PAGE TEXT:
○ ○ ○ ○ ○

Notice that even with an infinite number of cores, the maximum speedup of a program that is half sequential will be at most 2. So, how would behave the same program in a recent dual or quad-core machine? Given that the programmer insert all the multithreading spice to it (more on this later), the maximum speedup would be in a quad-core (remember that in the example S = P):

speedup = (S + P)/(S + P/4) -> (S + S)/(S + S/4) -> 2*S/( (5*S)/4 ) -> 8/5

See that even in a quad-core machine, as expected, the speedup will be less than 2. Also remember that we are not considering any overhead or other issues in parallelizing the P instructions. This limit is sometimes depressing but it shows that parallelism is not easy, even if you do know what to do.

2.2 – Gustafson’s law

But the previous results do not say it is impossible to do more work with more cores. Amdahl’s law just accounts for the speedup for a specific program implementation. We still can do a completely different program, or solve different problems. This is what John Gustafson exposed in his 1988 paper [2] and was also explained by Sutter [3], where he proposes other aproaches such as:

  • Use more data in the parallel parts, solving a bigger problem (Gustafson’s approach);
  • Do different work that is parallel such as solving problems that were not possible before (aka real-time ray tracing).

What is being said is that the available power of the extra cores can (and should) be used. A key thing is that this power will not come for free, and not all programs can be refactored to use it. In the next section we’ll be looking at how the hardware has been engineered to implicitly exploit (or expose) paralellism.

3 – Practical issues

The recent trend in multicore systems is not based on new parallel models. It is instead a convergence of decades of research in the field where several different approaches were experimented.From a programmers point of view, two concerns are important: data and functions, so one can classify the available parallelism expressed in programs based on these two aspects [4]:

  • Functional parallelism – expressed by the divide and conquer approach of most programming paradigms. It is usually small, sparce and irregular;
  • Data parallelism – comes from data-structures that allow for the parallel manipulation on them. It is usually regular and massive.

However, not all available parallelism can be exploited in practice, so one must account for the utilized parallelism at runtime. Part of the available functional parallelism can be exploited implicitelly by techniques that try to squeeze the most of each piece of (expressed) sequential code. Most of these techniques can be though of as ILP (instruction level parallelism). ILP accounts fine grained, often machine level, instructions that do not have a mandatory sequential order to execute. The good news is that (good) compilers and also hardware are capable of tackling most of these cases succesfuly. The bad news is that this form of parallelism does not allow for really noticeable speedups.

The bread and butter really comes from coarse grained functional (programm or thread level) and data parallelism. Since this forms or parallelism are explicit (the programmer need to express it directly) one will have to learn about memory models, plataforms and libraries to describe data structures and algorithms in parallel fashion.This is where our jorney into parallel architectures really begins. We start out by classifying types of machines based on how they expose data and instructions to the programmer using a (somehow) well accepted taxonomy given by Flynn in 1966 (taken from a parallel programming instructional tutorial [5]):

  • SISD – single instruction with single data is the basic model for sequential machines;
  • SIMD – single instruction and multiple data. Processors usually execute the same instructions in lock-step. This the model for vector machines and processor arrays. Until recently, graphic processors (GPU) could be classified in this category;
  • MISD – multiple instruction, single data. This model is of little use and few machines were ever built around it. A possible application would be to apply different criptoanalysis algorithms over the same message (data)

○ ○ ○ ○ ○

MATERIAL PROVIDED:
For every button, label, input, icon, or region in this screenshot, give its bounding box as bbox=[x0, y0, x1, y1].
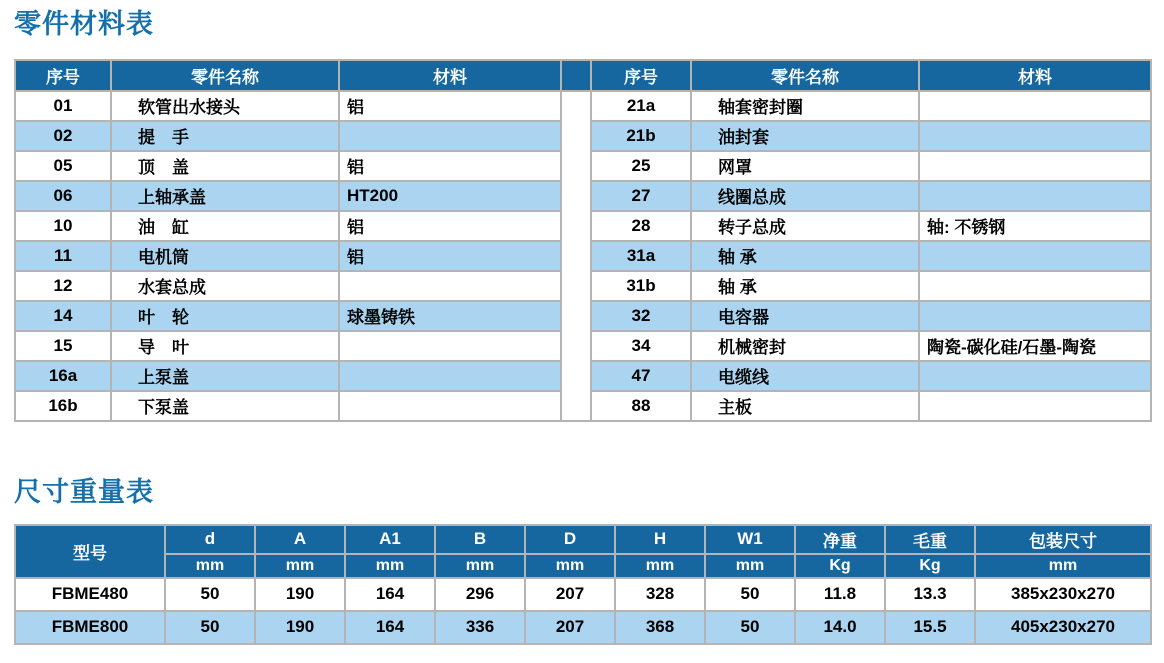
col-header-D: D bbox=[525, 525, 615, 554]
col-header-net-weight: 净重 bbox=[795, 525, 885, 554]
part-material-cell: 陶瓷-碳化硅/石墨-陶瓷 bbox=[919, 331, 1151, 361]
dims-section-title: 尺寸重量表 bbox=[14, 476, 154, 507]
part-material-cell bbox=[919, 301, 1151, 331]
value-cell: 336 bbox=[435, 611, 525, 644]
col-header-A1: A1 bbox=[345, 525, 435, 554]
part-material-cell bbox=[339, 391, 561, 421]
value-cell: 50 bbox=[705, 578, 795, 611]
part-material-cell bbox=[339, 121, 561, 151]
part-name-cell: 下泵盖 bbox=[111, 391, 339, 421]
part-no-cell: 21b bbox=[591, 121, 691, 151]
col-header-gross-weight: 毛重 bbox=[885, 525, 975, 554]
part-name-cell: 上泵盖 bbox=[111, 361, 339, 391]
parts-material-table bbox=[14, 59, 1152, 422]
col-header-name-right: 零件名称 bbox=[691, 60, 919, 91]
col-header-model: 型号 bbox=[15, 525, 165, 578]
spacer-header-cell bbox=[561, 60, 591, 91]
value-cell: 15.5 bbox=[885, 611, 975, 644]
value-cell: 207 bbox=[525, 611, 615, 644]
part-no-cell: 14 bbox=[15, 301, 111, 331]
col-header-material-right: 材料 bbox=[919, 60, 1151, 91]
col-header-no-left: 序号 bbox=[15, 60, 111, 91]
part-no-cell: 01 bbox=[15, 91, 111, 121]
part-no-cell: 28 bbox=[591, 211, 691, 241]
part-name-cell: 转子总成 bbox=[691, 211, 919, 241]
col-header-H: H bbox=[615, 525, 705, 554]
col-header-material-left: 材料 bbox=[339, 60, 561, 91]
parts-section-title: 零件材料表 bbox=[14, 9, 154, 39]
part-name-cell: 上轴承盖 bbox=[111, 181, 339, 211]
unit-cell: mm bbox=[165, 554, 255, 578]
value-cell: 405x230x270 bbox=[975, 611, 1151, 644]
dims-header-letter-row bbox=[15, 525, 1151, 554]
part-no-cell: 15 bbox=[15, 331, 111, 361]
part-name-cell: 机械密封 bbox=[691, 331, 919, 361]
part-material-cell bbox=[919, 181, 1151, 211]
table-row bbox=[15, 611, 1151, 644]
part-material-cell bbox=[339, 271, 561, 301]
part-no-cell: 21a bbox=[591, 91, 691, 121]
value-cell: 328 bbox=[615, 578, 705, 611]
part-material-cell: 铝 bbox=[339, 211, 561, 241]
unit-cell: mm bbox=[975, 554, 1151, 578]
table-row bbox=[15, 91, 1151, 121]
part-name-cell: 电缆线 bbox=[691, 361, 919, 391]
part-name-cell: 软管出水接头 bbox=[111, 91, 339, 121]
model-cell: FBME480 bbox=[15, 578, 165, 611]
value-cell: 50 bbox=[165, 611, 255, 644]
part-no-cell: 27 bbox=[591, 181, 691, 211]
value-cell: 207 bbox=[525, 578, 615, 611]
part-name-cell: 油封套 bbox=[691, 121, 919, 151]
unit-cell: mm bbox=[525, 554, 615, 578]
part-material-cell bbox=[919, 151, 1151, 181]
value-cell: 11.8 bbox=[795, 578, 885, 611]
part-name-cell: 导 叶 bbox=[111, 331, 339, 361]
part-no-cell: 31a bbox=[591, 241, 691, 271]
part-material-cell bbox=[339, 331, 561, 361]
part-name-cell: 油 缸 bbox=[111, 211, 339, 241]
col-header-A: A bbox=[255, 525, 345, 554]
part-no-cell: 02 bbox=[15, 121, 111, 151]
part-no-cell: 34 bbox=[591, 331, 691, 361]
value-cell: 13.3 bbox=[885, 578, 975, 611]
unit-cell: mm bbox=[435, 554, 525, 578]
part-material-cell bbox=[919, 271, 1151, 301]
part-no-cell: 11 bbox=[15, 241, 111, 271]
part-no-cell: 05 bbox=[15, 151, 111, 181]
part-name-cell: 轴套密封圈 bbox=[691, 91, 919, 121]
model-cell: FBME800 bbox=[15, 611, 165, 644]
part-no-cell: 16b bbox=[15, 391, 111, 421]
unit-cell: Kg bbox=[795, 554, 885, 578]
part-material-cell: 铝 bbox=[339, 91, 561, 121]
col-header-package-size: 包装尺寸 bbox=[975, 525, 1151, 554]
table-row bbox=[15, 578, 1151, 611]
part-no-cell: 25 bbox=[591, 151, 691, 181]
part-material-cell bbox=[339, 361, 561, 391]
value-cell: 50 bbox=[165, 578, 255, 611]
part-name-cell: 提 手 bbox=[111, 121, 339, 151]
part-material-cell: 铝 bbox=[339, 241, 561, 271]
part-no-cell: 32 bbox=[591, 301, 691, 331]
part-material-cell: HT200 bbox=[339, 181, 561, 211]
value-cell: 368 bbox=[615, 611, 705, 644]
value-cell: 164 bbox=[345, 611, 435, 644]
unit-cell: mm bbox=[345, 554, 435, 578]
value-cell: 296 bbox=[435, 578, 525, 611]
col-header-d: d bbox=[165, 525, 255, 554]
spacer-column bbox=[561, 91, 591, 421]
col-header-B: B bbox=[435, 525, 525, 554]
part-no-cell: 31b bbox=[591, 271, 691, 301]
value-cell: 385x230x270 bbox=[975, 578, 1151, 611]
part-name-cell: 顶 盖 bbox=[111, 151, 339, 181]
col-header-no-right: 序号 bbox=[591, 60, 691, 91]
unit-cell: Kg bbox=[885, 554, 975, 578]
value-cell: 50 bbox=[705, 611, 795, 644]
part-material-cell bbox=[919, 391, 1151, 421]
part-no-cell: 06 bbox=[15, 181, 111, 211]
col-header-W1: W1 bbox=[705, 525, 795, 554]
part-material-cell: 轴: 不锈钢 bbox=[919, 211, 1151, 241]
value-cell: 190 bbox=[255, 611, 345, 644]
part-name-cell: 电机筒 bbox=[111, 241, 339, 271]
part-name-cell: 网罩 bbox=[691, 151, 919, 181]
part-name-cell: 电容器 bbox=[691, 301, 919, 331]
part-material-cell: 球墨铸铁 bbox=[339, 301, 561, 331]
unit-cell: mm bbox=[615, 554, 705, 578]
part-material-cell bbox=[919, 91, 1151, 121]
value-cell: 190 bbox=[255, 578, 345, 611]
part-material-cell bbox=[919, 361, 1151, 391]
part-name-cell: 主板 bbox=[691, 391, 919, 421]
value-cell: 164 bbox=[345, 578, 435, 611]
dims-header-unit-row bbox=[15, 554, 1151, 578]
part-name-cell: 轴 承 bbox=[691, 271, 919, 301]
unit-cell: mm bbox=[255, 554, 345, 578]
part-material-cell bbox=[919, 121, 1151, 151]
part-no-cell: 88 bbox=[591, 391, 691, 421]
unit-cell: mm bbox=[705, 554, 795, 578]
part-name-cell: 叶 轮 bbox=[111, 301, 339, 331]
part-no-cell: 16a bbox=[15, 361, 111, 391]
dimensions-weight-table bbox=[14, 524, 1152, 645]
part-material-cell bbox=[919, 241, 1151, 271]
part-name-cell: 轴 承 bbox=[691, 241, 919, 271]
col-header-name-left: 零件名称 bbox=[111, 60, 339, 91]
part-name-cell: 水套总成 bbox=[111, 271, 339, 301]
part-material-cell: 铝 bbox=[339, 151, 561, 181]
parts-header-row bbox=[15, 60, 1151, 91]
value-cell: 14.0 bbox=[795, 611, 885, 644]
part-no-cell: 12 bbox=[15, 271, 111, 301]
part-name-cell: 线圈总成 bbox=[691, 181, 919, 211]
part-no-cell: 10 bbox=[15, 211, 111, 241]
part-no-cell: 47 bbox=[591, 361, 691, 391]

○ ○ ○ ○ ○

PROBLEMS TO SOLVE:
**1)** Reproduce word for word the stretch of the parallelism text from "What is being" through "(or expose) paralellism.".
**2)** Condense the paragraph of the parallelism text that begins "However, not all available parallelism" into a short bulleted list that keeps its main facts.

WORKED ANSWERS:
**1)**
What is being said is that the available power of the extra cores can (and should) be used. A key thing is that this power will not come for free, and not all programs can be refactored to use it. In the next section we’ll be looking at how the hardware has been engineered to implicitly exploit (or expose) paralellism.

**2)**
- Not all available parallelism can be exploited in practice, so the parallelism actually utilized at runtime must be accounted for.
- Some functional parallelism can be exploited implicitly by techniques that get the most out of each piece of sequential code.
- Most of these techniques fall under instruction level parallelism (ILP): fine-grained, often machine-level instructions with no mandatory sequential order.
- Good compilers and hardware can handle most of these cases.
- This form of parallelism does not yield really noticeable speedups.